- YOUR INSTRUCTIONS
In the material below, find each line holding the string "TradingView" and copy it.

Collected data entries
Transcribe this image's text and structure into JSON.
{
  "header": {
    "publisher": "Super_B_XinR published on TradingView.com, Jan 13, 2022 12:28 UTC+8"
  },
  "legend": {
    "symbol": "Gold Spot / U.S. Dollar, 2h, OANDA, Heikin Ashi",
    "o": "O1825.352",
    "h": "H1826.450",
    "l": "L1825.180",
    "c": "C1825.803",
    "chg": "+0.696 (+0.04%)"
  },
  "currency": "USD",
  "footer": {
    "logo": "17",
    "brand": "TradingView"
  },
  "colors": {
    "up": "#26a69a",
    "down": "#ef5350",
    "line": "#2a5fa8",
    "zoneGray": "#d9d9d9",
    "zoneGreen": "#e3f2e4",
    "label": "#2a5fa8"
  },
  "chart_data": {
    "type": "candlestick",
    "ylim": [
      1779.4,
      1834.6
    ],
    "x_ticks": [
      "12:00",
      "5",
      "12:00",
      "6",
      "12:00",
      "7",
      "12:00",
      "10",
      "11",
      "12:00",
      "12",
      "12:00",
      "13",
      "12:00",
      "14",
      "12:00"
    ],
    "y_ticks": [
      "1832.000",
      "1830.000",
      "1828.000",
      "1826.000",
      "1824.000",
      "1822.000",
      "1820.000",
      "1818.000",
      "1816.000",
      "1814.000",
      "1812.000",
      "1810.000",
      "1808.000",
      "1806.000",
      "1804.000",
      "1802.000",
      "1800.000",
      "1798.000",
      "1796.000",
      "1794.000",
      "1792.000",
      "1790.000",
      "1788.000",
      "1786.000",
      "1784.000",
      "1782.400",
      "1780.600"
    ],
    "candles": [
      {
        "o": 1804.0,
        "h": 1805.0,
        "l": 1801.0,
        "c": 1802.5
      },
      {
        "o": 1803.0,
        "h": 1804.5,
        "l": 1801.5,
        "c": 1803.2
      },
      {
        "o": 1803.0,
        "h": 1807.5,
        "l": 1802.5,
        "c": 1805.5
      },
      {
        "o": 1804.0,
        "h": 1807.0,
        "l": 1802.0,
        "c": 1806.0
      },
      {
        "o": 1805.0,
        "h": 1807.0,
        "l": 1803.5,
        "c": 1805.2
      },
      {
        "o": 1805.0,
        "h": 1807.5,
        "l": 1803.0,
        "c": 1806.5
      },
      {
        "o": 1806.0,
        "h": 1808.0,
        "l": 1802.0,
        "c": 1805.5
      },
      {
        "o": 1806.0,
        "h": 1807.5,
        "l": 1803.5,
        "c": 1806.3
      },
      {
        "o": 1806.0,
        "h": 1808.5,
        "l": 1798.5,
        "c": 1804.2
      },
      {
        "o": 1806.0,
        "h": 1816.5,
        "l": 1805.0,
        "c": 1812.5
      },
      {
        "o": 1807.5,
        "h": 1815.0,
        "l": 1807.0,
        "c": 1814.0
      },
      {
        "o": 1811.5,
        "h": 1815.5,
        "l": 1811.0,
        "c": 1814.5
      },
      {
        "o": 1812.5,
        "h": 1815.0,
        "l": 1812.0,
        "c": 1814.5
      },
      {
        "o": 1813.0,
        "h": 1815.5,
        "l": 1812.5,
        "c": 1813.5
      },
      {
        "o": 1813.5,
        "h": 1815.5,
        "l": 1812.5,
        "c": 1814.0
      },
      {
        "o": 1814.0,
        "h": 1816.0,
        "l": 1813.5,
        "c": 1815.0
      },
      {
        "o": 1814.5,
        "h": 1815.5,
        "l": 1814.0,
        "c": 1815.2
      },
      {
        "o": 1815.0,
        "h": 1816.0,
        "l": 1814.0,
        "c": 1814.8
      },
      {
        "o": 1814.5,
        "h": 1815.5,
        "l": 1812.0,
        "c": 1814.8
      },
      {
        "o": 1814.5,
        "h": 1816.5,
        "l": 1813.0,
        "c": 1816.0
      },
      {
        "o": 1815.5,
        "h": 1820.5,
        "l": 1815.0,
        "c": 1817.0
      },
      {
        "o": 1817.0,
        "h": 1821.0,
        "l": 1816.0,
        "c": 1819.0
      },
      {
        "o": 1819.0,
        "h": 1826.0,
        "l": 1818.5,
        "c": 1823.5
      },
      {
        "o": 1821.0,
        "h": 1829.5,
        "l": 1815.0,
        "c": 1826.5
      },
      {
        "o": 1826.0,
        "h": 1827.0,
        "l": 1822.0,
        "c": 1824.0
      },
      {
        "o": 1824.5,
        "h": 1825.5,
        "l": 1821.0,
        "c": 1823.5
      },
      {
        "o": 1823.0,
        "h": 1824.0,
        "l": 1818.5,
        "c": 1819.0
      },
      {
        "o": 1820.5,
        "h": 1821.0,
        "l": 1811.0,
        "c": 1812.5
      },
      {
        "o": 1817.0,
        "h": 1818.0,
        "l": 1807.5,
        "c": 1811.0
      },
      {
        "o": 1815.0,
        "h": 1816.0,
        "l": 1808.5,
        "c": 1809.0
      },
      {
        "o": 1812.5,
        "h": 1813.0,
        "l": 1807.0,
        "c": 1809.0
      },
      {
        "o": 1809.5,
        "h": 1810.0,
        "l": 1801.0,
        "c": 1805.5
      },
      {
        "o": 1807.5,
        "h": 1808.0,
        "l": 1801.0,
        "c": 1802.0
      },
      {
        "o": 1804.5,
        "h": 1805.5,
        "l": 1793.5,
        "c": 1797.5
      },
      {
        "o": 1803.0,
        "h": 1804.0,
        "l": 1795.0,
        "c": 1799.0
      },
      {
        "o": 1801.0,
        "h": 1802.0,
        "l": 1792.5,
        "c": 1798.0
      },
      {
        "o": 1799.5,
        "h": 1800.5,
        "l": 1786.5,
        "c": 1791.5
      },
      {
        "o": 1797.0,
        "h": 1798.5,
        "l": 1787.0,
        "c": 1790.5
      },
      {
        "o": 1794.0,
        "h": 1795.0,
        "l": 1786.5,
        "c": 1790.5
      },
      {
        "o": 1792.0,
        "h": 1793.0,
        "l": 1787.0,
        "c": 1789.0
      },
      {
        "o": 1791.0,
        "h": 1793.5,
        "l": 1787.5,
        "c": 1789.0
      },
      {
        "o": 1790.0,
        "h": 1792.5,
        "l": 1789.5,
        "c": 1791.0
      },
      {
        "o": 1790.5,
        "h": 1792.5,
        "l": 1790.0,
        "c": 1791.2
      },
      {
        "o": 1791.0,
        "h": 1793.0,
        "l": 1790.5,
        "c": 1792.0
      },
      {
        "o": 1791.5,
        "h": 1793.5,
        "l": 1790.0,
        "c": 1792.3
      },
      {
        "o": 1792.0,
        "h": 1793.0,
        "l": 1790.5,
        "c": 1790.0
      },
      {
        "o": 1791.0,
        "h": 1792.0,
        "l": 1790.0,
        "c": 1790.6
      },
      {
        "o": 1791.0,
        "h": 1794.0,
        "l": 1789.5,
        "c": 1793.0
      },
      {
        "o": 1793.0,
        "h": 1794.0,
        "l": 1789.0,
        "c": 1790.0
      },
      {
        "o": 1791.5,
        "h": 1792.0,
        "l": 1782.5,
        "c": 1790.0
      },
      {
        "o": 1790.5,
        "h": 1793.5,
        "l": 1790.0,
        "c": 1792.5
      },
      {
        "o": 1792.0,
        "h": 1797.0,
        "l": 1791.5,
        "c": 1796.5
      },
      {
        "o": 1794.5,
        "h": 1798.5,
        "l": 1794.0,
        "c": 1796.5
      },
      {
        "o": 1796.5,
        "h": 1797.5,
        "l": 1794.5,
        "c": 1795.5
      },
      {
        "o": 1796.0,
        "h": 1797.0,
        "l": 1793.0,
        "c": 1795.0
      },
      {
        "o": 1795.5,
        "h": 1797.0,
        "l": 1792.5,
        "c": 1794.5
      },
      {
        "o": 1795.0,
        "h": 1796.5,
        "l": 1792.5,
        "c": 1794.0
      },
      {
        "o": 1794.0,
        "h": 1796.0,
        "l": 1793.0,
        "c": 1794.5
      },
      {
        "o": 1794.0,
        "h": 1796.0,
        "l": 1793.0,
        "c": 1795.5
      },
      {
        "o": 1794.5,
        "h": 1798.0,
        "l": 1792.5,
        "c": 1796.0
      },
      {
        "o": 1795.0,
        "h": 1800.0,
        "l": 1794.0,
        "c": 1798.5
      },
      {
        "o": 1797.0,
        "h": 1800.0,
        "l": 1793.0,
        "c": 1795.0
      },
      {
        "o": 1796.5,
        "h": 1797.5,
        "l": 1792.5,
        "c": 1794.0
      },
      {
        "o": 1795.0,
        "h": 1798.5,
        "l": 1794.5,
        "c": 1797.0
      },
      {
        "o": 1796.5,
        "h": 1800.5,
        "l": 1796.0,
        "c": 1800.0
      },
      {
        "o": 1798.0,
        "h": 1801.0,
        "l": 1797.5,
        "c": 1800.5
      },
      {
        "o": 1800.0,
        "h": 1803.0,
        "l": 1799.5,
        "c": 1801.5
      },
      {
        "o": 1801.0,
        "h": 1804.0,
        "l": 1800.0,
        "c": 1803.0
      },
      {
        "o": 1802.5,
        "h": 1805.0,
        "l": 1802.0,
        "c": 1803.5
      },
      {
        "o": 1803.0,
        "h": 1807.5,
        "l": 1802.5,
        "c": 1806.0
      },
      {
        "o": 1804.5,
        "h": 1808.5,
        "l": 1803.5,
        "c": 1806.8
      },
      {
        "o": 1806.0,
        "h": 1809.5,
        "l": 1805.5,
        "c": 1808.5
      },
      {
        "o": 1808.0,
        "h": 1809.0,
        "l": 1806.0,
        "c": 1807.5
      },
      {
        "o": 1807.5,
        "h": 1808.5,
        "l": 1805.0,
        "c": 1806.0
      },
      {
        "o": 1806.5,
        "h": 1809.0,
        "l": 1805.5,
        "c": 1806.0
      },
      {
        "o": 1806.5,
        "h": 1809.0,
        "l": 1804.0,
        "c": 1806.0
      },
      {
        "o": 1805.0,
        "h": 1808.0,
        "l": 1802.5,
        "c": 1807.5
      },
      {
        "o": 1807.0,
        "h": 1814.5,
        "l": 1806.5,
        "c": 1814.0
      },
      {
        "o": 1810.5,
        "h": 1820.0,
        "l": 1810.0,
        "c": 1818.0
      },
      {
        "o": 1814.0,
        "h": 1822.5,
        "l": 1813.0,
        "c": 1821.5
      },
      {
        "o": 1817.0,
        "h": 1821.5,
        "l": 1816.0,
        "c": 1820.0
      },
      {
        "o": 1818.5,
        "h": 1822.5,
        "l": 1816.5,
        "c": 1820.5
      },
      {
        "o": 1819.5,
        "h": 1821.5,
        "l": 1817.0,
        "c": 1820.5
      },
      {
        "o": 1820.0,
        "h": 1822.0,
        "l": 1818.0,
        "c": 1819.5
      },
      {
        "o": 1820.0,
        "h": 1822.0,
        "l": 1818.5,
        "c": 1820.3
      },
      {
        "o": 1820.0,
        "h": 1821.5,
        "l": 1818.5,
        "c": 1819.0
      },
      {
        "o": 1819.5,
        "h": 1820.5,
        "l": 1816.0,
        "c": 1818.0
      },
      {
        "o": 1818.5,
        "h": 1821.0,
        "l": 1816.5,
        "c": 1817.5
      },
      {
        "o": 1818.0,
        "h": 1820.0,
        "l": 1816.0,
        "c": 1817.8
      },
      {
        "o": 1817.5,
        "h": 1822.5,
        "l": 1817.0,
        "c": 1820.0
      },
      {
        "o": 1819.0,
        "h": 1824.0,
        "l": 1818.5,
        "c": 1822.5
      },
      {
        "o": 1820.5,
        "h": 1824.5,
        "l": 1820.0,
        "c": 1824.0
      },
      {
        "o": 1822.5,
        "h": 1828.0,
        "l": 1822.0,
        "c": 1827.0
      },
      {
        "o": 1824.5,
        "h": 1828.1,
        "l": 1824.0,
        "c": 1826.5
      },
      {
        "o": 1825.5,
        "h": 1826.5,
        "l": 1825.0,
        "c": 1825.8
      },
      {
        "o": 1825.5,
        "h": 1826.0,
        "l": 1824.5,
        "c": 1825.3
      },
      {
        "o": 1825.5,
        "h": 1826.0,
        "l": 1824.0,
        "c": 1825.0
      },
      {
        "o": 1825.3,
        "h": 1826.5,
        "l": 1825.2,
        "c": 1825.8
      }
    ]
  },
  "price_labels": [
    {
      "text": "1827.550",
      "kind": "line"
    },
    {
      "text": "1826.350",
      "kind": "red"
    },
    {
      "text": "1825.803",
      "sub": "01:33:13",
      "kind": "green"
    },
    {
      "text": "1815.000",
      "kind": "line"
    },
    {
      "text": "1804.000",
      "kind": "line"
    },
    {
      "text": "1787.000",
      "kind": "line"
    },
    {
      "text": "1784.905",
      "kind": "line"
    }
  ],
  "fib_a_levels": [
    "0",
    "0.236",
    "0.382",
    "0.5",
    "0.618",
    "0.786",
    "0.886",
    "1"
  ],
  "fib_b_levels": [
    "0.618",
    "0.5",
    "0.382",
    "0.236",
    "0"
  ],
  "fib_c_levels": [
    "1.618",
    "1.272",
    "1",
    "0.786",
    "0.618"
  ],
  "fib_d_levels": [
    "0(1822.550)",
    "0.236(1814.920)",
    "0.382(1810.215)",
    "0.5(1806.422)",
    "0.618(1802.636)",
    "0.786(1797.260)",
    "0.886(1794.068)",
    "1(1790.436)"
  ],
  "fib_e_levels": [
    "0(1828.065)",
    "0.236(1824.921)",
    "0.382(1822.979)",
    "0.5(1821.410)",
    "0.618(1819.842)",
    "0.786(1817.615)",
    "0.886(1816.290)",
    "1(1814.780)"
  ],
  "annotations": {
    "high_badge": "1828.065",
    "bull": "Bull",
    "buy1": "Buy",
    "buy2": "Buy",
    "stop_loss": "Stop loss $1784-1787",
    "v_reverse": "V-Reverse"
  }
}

- CORRECT RESULT
    "publisher": "Super_B_XinR published on TradingView.com, Jan 13, 2022 12:28 UTC+8"
    "brand": "TradingView"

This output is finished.